TO DO:
Search the data below for "Word"; list each line that holds it.

(Data items)
- Opening Delimiter -

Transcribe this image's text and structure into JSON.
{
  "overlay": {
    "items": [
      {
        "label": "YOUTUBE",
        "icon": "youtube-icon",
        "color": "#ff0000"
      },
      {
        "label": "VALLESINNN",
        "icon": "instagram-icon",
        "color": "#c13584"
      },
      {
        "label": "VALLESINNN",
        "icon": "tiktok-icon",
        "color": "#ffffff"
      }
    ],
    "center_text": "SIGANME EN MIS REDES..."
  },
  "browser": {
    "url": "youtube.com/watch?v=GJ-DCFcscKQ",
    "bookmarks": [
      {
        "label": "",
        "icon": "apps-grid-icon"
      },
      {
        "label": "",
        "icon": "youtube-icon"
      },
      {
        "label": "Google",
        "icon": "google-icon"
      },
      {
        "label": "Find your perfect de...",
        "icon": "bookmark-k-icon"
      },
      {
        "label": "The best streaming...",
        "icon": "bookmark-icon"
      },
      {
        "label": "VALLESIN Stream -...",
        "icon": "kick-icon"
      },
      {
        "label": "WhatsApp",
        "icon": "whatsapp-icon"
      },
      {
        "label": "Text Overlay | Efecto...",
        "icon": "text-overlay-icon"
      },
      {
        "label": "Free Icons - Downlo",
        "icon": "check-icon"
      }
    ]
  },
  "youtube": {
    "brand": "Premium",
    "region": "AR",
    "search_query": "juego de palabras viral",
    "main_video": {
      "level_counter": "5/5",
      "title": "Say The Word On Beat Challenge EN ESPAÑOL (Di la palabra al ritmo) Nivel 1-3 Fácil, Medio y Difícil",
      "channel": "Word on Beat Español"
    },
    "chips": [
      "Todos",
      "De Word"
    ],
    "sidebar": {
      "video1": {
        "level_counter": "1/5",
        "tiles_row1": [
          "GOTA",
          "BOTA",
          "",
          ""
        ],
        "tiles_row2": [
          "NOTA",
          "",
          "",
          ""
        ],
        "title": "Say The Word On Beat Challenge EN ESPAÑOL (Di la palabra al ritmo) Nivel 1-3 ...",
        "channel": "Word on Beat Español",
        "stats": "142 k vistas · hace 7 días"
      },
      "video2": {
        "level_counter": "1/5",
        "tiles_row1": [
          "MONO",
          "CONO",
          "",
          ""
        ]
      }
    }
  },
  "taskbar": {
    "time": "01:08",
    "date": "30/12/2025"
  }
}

- Closing Delimiter -

RESPONSE BELOW:
      "title": "Say The Word On Beat Challenge EN ESPAÑOL (Di la palabra al ritmo) Nivel 1-3 Fácil, Medio y Difícil",
      "channel": "Word on Beat Español"
      "De Word"
        "title": "Say The Word On Beat Challenge EN ESPAÑOL (Di la palabra al ritmo) Nivel 1-3 ...",
        "channel": "Word on Beat Español",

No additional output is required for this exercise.